- **Objective**
Copy whichever lines contain the string "provel".

- **Supplied records**
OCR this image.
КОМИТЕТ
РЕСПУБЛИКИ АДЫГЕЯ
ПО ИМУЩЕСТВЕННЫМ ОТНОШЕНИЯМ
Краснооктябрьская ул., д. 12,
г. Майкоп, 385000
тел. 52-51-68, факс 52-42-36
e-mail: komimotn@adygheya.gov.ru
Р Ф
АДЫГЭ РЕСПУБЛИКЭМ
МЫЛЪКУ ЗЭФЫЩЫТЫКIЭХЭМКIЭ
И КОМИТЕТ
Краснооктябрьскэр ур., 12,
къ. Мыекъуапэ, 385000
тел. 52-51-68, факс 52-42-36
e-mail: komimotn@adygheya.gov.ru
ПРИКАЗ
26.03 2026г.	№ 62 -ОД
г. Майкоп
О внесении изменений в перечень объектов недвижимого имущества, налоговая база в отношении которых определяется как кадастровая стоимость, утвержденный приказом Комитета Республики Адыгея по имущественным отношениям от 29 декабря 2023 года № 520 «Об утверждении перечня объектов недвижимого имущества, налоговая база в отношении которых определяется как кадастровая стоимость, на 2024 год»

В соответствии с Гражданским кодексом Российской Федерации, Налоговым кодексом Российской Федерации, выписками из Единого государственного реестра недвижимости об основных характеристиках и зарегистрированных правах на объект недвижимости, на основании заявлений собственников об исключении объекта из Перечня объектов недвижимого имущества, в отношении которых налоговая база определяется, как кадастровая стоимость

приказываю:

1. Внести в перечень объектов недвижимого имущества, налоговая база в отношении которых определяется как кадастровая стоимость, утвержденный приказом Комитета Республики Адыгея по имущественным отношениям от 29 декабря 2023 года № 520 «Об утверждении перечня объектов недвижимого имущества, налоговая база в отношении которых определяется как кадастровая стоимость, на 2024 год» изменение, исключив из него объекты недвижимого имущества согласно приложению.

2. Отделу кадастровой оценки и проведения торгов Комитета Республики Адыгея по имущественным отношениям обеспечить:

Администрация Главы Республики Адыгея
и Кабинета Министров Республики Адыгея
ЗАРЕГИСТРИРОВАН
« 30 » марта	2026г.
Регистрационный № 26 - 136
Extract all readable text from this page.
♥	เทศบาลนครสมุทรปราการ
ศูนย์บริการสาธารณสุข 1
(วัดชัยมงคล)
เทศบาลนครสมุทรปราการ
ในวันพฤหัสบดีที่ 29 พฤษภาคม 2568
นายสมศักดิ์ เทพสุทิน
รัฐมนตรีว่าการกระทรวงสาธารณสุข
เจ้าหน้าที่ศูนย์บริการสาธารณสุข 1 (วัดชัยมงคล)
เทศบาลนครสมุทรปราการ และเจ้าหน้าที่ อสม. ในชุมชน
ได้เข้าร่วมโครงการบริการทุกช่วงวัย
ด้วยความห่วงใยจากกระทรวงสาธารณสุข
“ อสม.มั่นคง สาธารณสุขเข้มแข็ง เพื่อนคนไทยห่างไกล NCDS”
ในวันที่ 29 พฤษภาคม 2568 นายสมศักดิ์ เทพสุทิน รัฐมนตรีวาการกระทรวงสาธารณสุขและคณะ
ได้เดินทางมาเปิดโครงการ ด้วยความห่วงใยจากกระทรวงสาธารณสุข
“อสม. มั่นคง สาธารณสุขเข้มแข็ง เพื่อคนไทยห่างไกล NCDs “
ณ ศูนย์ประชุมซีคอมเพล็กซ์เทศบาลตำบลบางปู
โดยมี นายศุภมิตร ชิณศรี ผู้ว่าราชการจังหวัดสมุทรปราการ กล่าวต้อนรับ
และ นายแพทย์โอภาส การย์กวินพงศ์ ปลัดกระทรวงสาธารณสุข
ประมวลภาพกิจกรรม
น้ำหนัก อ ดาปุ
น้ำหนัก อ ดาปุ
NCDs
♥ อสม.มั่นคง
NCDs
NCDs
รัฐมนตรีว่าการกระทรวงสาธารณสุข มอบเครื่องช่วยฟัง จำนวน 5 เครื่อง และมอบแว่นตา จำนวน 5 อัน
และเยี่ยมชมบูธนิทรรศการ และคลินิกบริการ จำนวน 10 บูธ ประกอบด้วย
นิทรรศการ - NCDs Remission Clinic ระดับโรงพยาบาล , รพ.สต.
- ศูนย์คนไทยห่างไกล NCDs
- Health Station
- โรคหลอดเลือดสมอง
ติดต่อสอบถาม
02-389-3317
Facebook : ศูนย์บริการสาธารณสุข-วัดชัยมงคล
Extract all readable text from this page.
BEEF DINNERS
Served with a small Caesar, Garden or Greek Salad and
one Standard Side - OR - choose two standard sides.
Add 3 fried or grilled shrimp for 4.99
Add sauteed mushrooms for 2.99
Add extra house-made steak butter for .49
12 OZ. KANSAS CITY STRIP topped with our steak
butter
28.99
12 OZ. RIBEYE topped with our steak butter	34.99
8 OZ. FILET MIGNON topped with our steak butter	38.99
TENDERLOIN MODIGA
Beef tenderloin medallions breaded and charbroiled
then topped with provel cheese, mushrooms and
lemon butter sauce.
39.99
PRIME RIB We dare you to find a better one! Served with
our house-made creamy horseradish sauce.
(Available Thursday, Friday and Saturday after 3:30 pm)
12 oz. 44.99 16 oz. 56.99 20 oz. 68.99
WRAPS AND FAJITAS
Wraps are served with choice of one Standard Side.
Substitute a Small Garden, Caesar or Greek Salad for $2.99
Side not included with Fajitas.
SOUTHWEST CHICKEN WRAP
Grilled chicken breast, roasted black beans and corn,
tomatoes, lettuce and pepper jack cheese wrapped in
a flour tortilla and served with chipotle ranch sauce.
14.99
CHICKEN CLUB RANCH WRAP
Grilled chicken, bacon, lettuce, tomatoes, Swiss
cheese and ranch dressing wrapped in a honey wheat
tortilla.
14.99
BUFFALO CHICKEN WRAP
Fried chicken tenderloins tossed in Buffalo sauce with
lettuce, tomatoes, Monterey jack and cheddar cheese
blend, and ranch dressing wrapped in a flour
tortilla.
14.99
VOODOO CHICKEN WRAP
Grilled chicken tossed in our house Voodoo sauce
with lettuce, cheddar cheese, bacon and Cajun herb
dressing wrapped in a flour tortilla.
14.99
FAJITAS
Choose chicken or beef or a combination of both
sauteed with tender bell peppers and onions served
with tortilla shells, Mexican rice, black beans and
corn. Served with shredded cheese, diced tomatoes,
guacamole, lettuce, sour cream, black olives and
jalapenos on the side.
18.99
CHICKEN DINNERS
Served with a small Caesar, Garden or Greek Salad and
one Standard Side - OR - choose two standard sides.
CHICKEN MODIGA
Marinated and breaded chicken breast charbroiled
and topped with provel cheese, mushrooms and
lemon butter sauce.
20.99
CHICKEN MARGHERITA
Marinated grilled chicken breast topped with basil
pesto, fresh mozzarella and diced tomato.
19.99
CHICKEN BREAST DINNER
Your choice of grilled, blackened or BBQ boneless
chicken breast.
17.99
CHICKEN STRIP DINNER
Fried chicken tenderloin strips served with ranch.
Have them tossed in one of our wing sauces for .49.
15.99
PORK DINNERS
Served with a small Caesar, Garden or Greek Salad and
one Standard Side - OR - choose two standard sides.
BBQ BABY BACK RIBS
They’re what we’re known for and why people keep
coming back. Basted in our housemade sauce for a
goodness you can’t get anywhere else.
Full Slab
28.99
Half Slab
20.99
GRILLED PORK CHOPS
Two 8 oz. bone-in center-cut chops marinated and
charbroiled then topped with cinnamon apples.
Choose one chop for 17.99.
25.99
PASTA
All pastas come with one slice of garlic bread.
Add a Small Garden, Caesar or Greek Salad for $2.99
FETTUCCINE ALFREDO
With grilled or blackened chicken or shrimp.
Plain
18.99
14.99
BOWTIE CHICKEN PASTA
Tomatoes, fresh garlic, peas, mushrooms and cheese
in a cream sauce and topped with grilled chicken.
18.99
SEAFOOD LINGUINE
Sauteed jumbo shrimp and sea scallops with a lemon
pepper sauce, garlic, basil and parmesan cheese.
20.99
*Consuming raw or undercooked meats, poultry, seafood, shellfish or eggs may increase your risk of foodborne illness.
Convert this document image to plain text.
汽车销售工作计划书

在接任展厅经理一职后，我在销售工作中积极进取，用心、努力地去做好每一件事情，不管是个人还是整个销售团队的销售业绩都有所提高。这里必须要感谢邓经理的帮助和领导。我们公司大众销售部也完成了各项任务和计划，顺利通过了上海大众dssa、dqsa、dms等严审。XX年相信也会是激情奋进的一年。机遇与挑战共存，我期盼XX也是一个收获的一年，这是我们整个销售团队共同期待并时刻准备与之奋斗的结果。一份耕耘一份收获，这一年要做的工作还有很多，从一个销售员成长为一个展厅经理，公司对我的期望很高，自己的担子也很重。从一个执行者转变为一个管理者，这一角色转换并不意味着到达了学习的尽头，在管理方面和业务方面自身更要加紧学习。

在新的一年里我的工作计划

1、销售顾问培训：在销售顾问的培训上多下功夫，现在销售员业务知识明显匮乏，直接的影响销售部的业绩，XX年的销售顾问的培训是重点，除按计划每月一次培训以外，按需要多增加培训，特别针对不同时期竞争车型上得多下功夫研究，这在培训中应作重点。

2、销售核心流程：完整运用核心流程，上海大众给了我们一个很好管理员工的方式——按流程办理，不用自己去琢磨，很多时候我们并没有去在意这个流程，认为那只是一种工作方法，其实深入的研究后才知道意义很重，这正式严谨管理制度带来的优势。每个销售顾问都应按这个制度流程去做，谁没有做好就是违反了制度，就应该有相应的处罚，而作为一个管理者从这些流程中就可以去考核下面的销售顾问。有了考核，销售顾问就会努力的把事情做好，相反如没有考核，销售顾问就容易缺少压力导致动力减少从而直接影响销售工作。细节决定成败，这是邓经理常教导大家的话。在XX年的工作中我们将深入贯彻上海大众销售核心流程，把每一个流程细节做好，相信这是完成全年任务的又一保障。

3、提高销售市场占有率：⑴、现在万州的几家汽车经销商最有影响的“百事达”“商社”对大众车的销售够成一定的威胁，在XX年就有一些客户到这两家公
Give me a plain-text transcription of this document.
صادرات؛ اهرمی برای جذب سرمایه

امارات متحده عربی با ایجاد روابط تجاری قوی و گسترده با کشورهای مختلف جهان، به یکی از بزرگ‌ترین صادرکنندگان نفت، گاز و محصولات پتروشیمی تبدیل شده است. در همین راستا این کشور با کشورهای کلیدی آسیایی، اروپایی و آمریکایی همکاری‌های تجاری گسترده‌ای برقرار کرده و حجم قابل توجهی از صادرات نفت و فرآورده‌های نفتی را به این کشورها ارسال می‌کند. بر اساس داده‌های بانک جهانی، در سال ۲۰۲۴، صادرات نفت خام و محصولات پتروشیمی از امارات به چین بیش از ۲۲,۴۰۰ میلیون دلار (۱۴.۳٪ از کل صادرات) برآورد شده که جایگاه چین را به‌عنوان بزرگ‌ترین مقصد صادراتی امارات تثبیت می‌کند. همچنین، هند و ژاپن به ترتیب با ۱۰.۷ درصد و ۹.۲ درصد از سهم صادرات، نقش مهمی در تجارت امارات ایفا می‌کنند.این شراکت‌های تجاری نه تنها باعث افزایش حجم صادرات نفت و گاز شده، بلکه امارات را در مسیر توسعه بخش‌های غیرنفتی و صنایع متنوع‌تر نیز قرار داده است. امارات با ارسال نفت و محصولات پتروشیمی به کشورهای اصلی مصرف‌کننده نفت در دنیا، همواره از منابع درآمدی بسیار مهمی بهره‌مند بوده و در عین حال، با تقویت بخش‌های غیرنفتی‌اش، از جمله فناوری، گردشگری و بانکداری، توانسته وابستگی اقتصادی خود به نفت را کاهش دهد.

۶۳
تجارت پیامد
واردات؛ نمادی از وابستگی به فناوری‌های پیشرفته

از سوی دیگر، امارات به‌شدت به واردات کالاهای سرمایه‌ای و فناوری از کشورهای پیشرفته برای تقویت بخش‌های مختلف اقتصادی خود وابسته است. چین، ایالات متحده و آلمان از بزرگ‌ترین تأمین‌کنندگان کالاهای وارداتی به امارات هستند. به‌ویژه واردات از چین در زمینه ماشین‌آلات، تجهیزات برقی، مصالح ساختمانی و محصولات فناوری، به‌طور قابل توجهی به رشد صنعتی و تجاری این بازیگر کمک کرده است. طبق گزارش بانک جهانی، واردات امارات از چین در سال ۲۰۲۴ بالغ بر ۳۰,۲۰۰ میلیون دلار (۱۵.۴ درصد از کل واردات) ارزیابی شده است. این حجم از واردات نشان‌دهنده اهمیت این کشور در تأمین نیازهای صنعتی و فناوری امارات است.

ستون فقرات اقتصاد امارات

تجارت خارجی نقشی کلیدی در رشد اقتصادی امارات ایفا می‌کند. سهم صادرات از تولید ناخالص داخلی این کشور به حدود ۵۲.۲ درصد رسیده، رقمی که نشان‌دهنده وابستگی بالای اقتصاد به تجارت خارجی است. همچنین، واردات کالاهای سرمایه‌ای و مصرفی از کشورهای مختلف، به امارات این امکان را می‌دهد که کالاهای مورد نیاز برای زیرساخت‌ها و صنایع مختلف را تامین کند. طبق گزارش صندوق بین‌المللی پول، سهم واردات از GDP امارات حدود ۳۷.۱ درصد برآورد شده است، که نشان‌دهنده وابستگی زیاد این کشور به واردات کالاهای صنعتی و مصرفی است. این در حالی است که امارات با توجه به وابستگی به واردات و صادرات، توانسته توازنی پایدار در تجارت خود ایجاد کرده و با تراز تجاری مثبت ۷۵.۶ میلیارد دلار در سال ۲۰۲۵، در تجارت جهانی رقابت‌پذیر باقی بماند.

- **Output of the exercise**
then topped with provel cheese, mushrooms and
and topped with provel cheese, mushrooms and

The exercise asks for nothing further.